Assignment: Could you resume the timeline of historical events after its last entry, in the same style?

(Page extract Opens)

1709 – The Great Frost began during the night, a sudden cold snap that remains Europe’s coldest ever winter. Thousands were killed across the continent and crops fail in France.
1757 – Louis XV of France survived an assassination attempt by Robert-François Damiens, the last person to be executed in France by drawing and quartering, the traditional and gruesome form of capital punishment used for regicides.
1781 – American Revolutionary War: Richmond, Virginia, was burned by British naval forces led by Benedict Arnold.
1875 – The Palais Garnier, one of the most famous opera houses in the world, was inaugurated in Paris.
1895 – Dreyfus affair: French army officer Alfred Dreyfus was stripped of his rank and sentenced to life imprisonment on Devil’s Island.
1900 – Irish nationalist leader John Edward Redmond called for revolt against British rule.

(Page extract Closes)
(Stored data Opens)

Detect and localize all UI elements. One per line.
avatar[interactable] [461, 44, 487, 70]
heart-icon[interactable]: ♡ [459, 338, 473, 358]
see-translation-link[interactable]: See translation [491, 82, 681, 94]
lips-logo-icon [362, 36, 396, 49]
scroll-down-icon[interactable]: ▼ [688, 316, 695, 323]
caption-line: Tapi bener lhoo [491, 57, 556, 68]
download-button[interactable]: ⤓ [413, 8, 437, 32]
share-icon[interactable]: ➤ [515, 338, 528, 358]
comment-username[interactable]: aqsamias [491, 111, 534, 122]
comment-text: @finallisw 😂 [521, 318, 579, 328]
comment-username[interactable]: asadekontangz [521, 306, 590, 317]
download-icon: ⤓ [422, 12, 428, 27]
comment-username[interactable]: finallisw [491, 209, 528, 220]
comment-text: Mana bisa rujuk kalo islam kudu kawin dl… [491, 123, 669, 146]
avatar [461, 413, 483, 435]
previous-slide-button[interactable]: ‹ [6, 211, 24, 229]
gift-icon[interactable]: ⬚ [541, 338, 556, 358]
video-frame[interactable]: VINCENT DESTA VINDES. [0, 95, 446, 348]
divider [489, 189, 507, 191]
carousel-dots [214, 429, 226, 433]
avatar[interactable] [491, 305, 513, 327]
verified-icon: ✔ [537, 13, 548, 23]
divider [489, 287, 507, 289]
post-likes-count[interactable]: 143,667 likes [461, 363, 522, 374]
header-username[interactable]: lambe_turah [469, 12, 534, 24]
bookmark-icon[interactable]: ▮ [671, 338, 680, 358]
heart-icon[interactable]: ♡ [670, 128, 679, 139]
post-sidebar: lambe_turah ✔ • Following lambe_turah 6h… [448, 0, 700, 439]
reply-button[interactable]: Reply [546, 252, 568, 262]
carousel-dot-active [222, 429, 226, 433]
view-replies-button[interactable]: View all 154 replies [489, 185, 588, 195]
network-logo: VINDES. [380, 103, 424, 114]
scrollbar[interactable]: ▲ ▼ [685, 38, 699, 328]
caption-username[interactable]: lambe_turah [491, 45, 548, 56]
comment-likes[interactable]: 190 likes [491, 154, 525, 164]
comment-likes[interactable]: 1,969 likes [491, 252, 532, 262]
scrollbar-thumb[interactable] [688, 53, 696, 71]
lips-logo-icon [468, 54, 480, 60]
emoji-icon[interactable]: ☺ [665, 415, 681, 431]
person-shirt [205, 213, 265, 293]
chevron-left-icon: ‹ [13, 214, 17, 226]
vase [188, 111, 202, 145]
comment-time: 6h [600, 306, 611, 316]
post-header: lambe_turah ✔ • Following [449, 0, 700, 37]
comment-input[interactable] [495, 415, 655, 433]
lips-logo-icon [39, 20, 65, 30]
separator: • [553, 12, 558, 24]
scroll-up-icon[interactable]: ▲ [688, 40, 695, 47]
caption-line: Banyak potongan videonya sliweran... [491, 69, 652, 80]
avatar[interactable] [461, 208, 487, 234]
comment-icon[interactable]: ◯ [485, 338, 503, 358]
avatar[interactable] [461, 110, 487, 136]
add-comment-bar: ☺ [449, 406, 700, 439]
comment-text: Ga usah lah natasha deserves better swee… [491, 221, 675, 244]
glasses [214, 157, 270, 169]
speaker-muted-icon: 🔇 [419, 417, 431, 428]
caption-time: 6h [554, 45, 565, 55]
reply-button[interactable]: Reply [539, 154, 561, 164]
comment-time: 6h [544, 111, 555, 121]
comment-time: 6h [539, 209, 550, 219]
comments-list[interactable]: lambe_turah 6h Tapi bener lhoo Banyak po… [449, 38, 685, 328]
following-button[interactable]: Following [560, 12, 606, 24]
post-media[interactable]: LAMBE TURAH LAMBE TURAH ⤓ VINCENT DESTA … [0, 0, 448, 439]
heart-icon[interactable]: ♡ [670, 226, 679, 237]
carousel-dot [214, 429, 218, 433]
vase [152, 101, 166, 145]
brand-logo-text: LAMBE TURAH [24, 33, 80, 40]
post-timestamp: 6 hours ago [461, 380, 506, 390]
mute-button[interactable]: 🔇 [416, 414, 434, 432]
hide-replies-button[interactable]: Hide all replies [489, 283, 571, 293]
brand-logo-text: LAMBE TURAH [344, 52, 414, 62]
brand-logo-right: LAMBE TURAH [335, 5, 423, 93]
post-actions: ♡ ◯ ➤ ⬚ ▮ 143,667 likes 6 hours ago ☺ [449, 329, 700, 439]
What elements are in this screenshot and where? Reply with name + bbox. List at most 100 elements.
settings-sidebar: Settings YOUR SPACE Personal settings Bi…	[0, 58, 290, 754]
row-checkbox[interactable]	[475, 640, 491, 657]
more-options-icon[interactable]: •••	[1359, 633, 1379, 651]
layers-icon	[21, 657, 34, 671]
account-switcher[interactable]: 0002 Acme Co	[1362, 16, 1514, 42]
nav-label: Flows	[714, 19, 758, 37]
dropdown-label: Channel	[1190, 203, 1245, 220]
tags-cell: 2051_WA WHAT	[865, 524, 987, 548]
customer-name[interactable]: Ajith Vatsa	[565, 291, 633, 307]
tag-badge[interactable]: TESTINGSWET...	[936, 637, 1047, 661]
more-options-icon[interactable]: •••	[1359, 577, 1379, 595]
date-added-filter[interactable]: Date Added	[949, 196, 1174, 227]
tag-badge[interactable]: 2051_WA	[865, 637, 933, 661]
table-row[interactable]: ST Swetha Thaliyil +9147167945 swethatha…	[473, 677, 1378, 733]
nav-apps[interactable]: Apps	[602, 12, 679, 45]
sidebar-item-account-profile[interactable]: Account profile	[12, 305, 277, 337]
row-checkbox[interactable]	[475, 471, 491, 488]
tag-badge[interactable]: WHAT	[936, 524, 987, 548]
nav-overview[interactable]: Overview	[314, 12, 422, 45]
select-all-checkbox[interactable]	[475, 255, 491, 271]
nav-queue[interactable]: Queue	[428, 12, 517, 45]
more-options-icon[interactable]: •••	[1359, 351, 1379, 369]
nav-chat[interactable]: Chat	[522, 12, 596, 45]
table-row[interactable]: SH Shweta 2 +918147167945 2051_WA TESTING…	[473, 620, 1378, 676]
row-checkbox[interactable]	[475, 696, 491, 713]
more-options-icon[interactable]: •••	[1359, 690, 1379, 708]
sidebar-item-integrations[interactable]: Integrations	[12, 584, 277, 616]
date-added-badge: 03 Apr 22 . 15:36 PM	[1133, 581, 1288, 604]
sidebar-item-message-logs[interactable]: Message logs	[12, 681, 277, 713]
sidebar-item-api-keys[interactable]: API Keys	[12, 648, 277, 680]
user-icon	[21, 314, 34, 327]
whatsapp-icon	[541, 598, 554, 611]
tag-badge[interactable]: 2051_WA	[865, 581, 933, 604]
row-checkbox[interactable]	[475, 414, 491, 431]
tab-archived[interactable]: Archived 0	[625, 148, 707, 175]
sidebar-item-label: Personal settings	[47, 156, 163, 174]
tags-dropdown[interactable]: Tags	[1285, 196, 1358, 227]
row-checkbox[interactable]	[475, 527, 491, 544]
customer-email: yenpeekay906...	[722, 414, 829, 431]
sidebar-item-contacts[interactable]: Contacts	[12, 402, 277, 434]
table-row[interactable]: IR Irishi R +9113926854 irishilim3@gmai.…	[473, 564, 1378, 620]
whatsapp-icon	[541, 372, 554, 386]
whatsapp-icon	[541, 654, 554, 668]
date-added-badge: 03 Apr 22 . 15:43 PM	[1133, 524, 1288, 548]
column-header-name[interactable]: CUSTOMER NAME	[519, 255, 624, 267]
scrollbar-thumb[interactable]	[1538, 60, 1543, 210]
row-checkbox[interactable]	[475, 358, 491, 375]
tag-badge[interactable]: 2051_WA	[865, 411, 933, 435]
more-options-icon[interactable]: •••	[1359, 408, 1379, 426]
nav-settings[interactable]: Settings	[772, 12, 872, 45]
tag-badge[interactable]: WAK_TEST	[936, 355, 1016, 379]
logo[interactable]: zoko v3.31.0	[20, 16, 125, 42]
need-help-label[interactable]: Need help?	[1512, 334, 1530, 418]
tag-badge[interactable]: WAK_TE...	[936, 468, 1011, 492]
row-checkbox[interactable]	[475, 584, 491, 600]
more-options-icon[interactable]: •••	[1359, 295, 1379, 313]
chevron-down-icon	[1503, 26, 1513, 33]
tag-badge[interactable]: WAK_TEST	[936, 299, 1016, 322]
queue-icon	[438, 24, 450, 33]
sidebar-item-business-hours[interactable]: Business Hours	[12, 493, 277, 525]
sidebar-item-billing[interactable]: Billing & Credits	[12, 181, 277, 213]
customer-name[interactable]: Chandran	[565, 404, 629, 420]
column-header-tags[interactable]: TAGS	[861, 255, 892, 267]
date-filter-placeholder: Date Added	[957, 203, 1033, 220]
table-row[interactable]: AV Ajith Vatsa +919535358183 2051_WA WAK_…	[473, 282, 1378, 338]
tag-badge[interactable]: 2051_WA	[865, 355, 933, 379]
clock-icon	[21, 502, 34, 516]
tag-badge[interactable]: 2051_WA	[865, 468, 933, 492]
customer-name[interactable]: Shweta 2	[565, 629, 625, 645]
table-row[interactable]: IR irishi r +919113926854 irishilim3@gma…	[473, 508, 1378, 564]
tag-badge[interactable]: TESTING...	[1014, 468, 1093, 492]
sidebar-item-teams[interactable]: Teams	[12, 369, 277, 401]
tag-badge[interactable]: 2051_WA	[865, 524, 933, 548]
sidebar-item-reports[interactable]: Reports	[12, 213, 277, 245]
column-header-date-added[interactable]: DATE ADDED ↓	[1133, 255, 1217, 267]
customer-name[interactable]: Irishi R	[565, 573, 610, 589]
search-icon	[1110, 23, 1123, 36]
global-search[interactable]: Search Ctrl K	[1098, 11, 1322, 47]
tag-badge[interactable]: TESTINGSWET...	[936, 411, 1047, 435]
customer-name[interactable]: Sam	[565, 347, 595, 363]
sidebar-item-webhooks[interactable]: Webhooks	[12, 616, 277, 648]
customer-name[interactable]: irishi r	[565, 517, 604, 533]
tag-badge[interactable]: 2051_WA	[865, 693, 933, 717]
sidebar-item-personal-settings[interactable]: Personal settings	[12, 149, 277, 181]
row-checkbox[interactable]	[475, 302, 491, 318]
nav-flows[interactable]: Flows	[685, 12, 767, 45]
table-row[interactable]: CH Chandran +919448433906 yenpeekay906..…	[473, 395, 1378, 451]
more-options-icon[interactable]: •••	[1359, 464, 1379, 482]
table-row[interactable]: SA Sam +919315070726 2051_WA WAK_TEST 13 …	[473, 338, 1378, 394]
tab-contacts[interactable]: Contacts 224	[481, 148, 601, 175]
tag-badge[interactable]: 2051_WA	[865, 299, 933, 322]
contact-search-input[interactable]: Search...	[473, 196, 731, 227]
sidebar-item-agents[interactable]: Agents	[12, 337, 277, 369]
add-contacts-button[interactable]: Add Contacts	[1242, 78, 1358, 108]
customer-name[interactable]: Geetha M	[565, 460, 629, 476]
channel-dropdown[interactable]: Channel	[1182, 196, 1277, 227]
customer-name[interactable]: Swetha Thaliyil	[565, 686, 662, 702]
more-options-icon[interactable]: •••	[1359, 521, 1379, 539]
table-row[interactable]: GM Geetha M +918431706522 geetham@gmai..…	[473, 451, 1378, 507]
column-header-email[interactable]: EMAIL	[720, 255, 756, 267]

(Stored data Closes)

Exercise output:
1911 – Kappa Alpha Psi, the world’s third oldest and largest black fraternity, was founded at Indiana University.
1912 – The sixth All-Russian Conference of the Russian Social Democratic Labour Party (Prague Party Conference) opens. In the course of the conference, Vladimir Lenin and his supporters broke from the rest of the party to form the Bolshevik movement.
1914 – The Ford Motor Company announced an eight-hour workday and minimum daily wage of $5 in salary plus bonuses.
1919 – The German Workers’ Party, which would become the Nazi Party, was founded in Munich.
1925 – Nellie Tayloe Ross of Wyoming became the first female governor in the United States.
1930 – Bonnie and Clyde: Bonnie Parker met Clyde Barrow for the first time at Clarence Clay’s house.
1933 – Construction of the Golden Gate Bridge began in San Francisco Bay.
1941 – Amy Johnson, a 37-year-old pilot and the first woman to fly solo from London to Australia, disappeared after bailing out of her plane over the River Thames, and was presumed dead.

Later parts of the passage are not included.